Deployment Guide#

Note

Although this guide uses vCenter, NVIDIA AI vWS can be deployed on any NVIDIA vGPU-supported hypervisor. It’s assumed that all vWS requirements, including licensing, are already configured.

Virtual Machine (VM) Configuration#

  1. Set up a Linux VM in vCenter with the following configuration:

    • vCPU - 16 CPU

    • Memory - 32 GB

    • vGPU Profile - 48Q

    _images/ai-ws-001.png
  2. Install Ubuntu and set up the necessary dependencies listed below:

    • open-vm-tool (reboot required after installation)

    • openssh-server

    • vim

    • net-tools

    • build-essential

    • dkms

    • fuse3

    • libfuse2

    _images/ai-ws-002.png
  3. Blacklist nouveau driver

    $ sudo vim /etc/modprobe.d/blacklist.conf
    $ blacklist nouveau
    $ options nouveau modeset=0
    
    _images/ai-ws-003.png
  4. Update initramfs, then reboot.

    $ sudo update-initramfs -u
    $ sudo reboot
    
  5. Install your preferred remoting protocol (i.e., NoMachine, Horizon, VNC). The rest of this guide will use NoMachine as the remote protocol.

  6. Download and install NVIDIA vGPU software.

    $ sudo chmod +x nvidia-linux-grid-xxx_xxx.xx.xx_amd64.deb
    $ sudo dpkg -i nvidia-linux-grid-xxx_xxx.xx.xx_amd64.deb
    
    _images/ai-ws-004.png
  7. Once the driver utility has completed installation, reboot, then run the nvidia-smi command to verify the driver has been installed correctly.

Information shown =>
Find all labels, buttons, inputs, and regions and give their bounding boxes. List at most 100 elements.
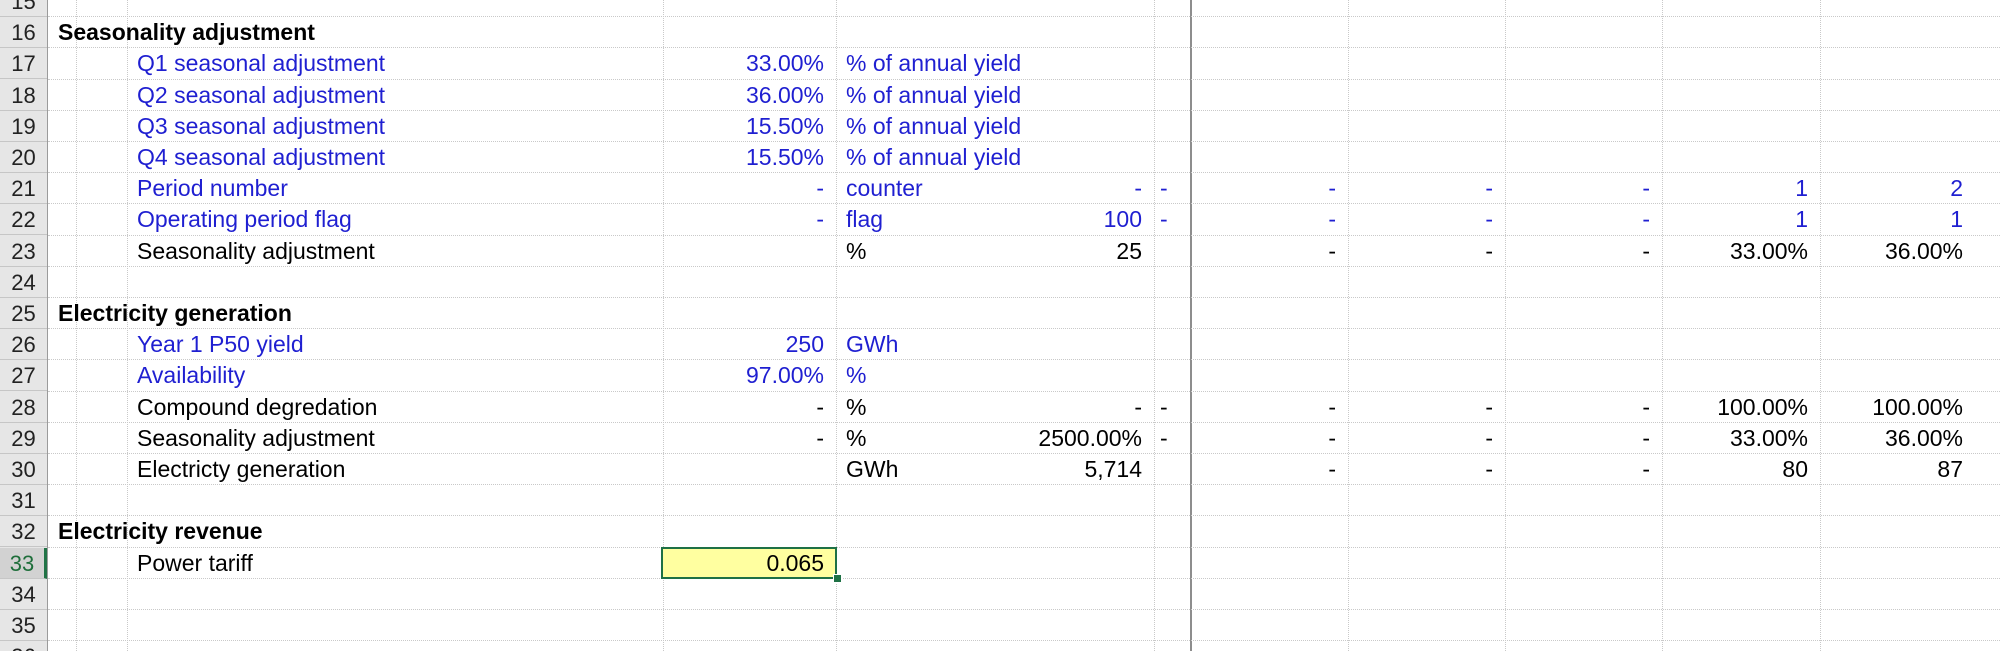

...

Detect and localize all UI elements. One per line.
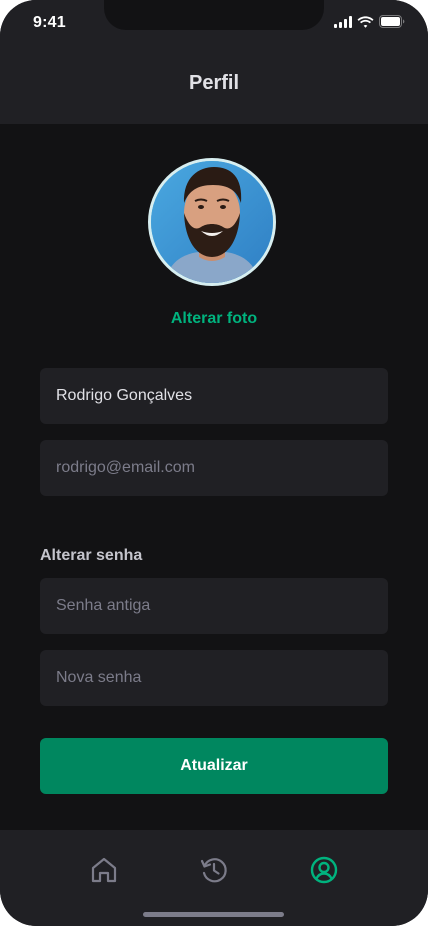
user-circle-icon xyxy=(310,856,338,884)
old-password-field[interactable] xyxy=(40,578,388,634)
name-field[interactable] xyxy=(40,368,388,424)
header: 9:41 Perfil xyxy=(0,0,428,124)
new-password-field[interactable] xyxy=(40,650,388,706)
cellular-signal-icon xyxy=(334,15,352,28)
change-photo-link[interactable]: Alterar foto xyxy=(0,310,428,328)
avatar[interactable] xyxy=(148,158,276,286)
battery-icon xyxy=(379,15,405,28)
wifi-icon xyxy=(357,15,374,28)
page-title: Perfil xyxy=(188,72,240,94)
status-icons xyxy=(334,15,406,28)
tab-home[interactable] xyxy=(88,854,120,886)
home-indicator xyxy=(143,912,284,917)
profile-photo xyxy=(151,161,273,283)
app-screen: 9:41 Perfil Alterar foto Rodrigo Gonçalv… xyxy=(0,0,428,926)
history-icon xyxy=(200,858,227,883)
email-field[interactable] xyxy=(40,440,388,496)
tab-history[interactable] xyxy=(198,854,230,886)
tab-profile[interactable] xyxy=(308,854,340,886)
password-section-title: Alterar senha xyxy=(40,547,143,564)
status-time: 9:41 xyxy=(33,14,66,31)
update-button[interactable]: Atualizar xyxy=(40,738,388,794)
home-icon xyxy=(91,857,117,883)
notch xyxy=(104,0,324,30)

--

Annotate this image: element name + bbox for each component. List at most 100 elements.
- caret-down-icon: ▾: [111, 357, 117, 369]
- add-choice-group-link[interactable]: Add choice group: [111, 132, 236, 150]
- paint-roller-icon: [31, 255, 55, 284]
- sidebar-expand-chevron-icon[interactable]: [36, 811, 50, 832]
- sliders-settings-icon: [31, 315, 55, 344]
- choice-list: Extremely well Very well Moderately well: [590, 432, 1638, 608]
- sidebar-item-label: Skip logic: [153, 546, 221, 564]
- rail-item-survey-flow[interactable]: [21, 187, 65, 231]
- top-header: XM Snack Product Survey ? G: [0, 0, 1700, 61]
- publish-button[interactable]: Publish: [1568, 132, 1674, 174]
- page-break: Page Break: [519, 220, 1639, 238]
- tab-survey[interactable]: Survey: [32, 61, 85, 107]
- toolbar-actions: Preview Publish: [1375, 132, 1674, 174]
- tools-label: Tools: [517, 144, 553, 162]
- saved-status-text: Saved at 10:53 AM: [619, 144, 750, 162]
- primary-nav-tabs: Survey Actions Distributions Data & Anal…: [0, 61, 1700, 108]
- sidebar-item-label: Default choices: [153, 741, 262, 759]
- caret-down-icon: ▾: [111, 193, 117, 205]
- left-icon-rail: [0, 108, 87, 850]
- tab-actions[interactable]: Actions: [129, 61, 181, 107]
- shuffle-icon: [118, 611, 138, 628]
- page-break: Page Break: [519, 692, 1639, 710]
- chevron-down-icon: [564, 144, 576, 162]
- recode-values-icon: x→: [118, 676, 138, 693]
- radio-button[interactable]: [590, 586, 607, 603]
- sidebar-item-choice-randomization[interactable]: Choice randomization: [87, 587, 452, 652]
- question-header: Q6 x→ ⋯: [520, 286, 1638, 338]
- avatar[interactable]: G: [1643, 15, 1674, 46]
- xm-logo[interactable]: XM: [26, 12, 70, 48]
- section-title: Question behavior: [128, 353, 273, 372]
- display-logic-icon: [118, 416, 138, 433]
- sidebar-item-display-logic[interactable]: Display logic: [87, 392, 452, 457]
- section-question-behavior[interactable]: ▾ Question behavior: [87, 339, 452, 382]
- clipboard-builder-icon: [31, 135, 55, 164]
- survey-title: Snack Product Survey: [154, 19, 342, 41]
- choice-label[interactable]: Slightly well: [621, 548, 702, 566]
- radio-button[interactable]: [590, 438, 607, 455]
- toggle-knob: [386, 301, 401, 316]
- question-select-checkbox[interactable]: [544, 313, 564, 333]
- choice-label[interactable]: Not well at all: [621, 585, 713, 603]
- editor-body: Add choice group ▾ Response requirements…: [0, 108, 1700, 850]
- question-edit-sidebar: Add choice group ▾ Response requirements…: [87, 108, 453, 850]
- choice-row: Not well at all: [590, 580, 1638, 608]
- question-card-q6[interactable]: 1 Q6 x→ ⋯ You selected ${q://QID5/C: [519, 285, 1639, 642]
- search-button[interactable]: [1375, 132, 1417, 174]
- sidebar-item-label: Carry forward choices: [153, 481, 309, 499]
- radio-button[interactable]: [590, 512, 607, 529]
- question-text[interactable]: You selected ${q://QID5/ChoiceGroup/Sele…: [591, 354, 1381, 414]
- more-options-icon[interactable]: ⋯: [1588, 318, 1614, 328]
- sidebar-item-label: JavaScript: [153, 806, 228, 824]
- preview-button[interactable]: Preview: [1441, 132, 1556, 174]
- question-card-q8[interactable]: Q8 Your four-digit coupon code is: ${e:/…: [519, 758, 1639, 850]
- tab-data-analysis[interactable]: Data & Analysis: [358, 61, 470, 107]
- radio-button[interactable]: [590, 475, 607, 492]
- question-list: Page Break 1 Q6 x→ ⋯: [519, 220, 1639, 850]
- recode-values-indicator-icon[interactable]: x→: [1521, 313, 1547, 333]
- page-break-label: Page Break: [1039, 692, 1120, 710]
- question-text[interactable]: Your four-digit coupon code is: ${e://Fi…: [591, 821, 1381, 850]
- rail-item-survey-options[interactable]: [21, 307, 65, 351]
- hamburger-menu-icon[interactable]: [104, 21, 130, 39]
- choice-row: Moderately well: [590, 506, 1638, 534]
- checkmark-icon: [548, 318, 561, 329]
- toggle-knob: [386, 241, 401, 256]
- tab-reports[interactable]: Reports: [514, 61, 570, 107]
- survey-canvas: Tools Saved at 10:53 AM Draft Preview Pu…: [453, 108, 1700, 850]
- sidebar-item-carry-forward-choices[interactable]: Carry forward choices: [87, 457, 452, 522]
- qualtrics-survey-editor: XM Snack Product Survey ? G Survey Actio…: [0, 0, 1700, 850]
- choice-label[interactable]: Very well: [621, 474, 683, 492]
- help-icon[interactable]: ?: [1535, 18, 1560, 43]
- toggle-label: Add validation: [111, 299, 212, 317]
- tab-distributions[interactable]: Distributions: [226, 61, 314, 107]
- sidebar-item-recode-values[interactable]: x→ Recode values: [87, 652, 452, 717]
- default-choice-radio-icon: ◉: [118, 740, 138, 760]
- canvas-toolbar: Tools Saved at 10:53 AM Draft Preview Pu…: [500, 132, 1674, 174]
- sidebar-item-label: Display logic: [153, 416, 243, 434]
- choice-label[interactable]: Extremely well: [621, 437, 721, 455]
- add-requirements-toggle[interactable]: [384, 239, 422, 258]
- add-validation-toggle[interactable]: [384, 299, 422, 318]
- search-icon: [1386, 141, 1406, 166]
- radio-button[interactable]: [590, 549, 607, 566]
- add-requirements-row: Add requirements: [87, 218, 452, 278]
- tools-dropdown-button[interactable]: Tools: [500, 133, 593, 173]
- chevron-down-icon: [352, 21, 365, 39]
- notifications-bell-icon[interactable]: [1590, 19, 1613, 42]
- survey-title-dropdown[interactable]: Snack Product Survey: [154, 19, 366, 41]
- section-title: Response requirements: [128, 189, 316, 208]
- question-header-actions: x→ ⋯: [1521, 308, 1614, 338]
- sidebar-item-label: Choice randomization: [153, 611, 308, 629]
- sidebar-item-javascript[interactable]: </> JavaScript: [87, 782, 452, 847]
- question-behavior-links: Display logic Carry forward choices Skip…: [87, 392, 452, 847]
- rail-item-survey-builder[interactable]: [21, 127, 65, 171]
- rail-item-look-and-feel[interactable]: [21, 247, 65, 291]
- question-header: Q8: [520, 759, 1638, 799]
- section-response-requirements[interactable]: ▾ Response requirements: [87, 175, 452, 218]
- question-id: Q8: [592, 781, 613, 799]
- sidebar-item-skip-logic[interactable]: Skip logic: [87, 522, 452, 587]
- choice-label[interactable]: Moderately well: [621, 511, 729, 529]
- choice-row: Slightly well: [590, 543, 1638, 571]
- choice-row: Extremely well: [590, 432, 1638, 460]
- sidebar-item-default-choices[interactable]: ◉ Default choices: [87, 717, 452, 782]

Problem requirements =>
Carry on the NVIDIA AI vWS deployment guide from the step about running nvidia-smi, and write the steps that follow it in the same numbered format.

The reply =>
    _images/ai-ws-005.png
  8. At this point, the VM setup is complete. Next, install AI Workbench on the Ubuntu VW. AI Workbench can be downloaded from the NVIDIA website. The installation guide for Ubuntu can be found here. The installation guide for Windows can be found here.

    Note

    After you update AI Workbench on your local computer, you must also update any connected remote locations. For details, see Update AI Workbench on a Remote Computer.

    _images/ai-ws-006.png

Obtain NVIDIA Developer Program Membership and a Personal API Key#

  1. Visit the NVIDIA Developer Program page, click on Join and sign up for an NVIDIA account.

    _images/ai-ws-007.png
  2. Use the NVIDIA Developer Program credential to log into NVIDIA NGC Catalog

    _images/ai-ws-008.png
  3. Click the account name at the top right. In the drop-down menu, select Setup.

    _images/ai-ws-009.png
  4. Click on “Generate API Key” then click on “+ Generate Personal Key”

    _images/ai-ws-010.png _images/ai-ws-011.png
  5. Enter the key name and expiration. Under Services Included, make sure NGC Catalog is selected.

    _images/ai-ws-012.png
  6. Once your personal API key is generated, save the key that is required for accessing NVIDIA NIMs during the subsequent deployment phase.

    _images/ai-ws-013.png

NVIDIA PDFToPodcast Blueprint Deployment#

  1. Launch NVIDIA AI Workbench and clone the pdf-to-podcast project from GitHub. In AI Workbench, select Clone Project, then enter the repository URL to start the cloning process.

    _images/ai-ws-014.png
  2. AI Workbench will download the repository shortly. Click on the bottom status bar to monitor progress.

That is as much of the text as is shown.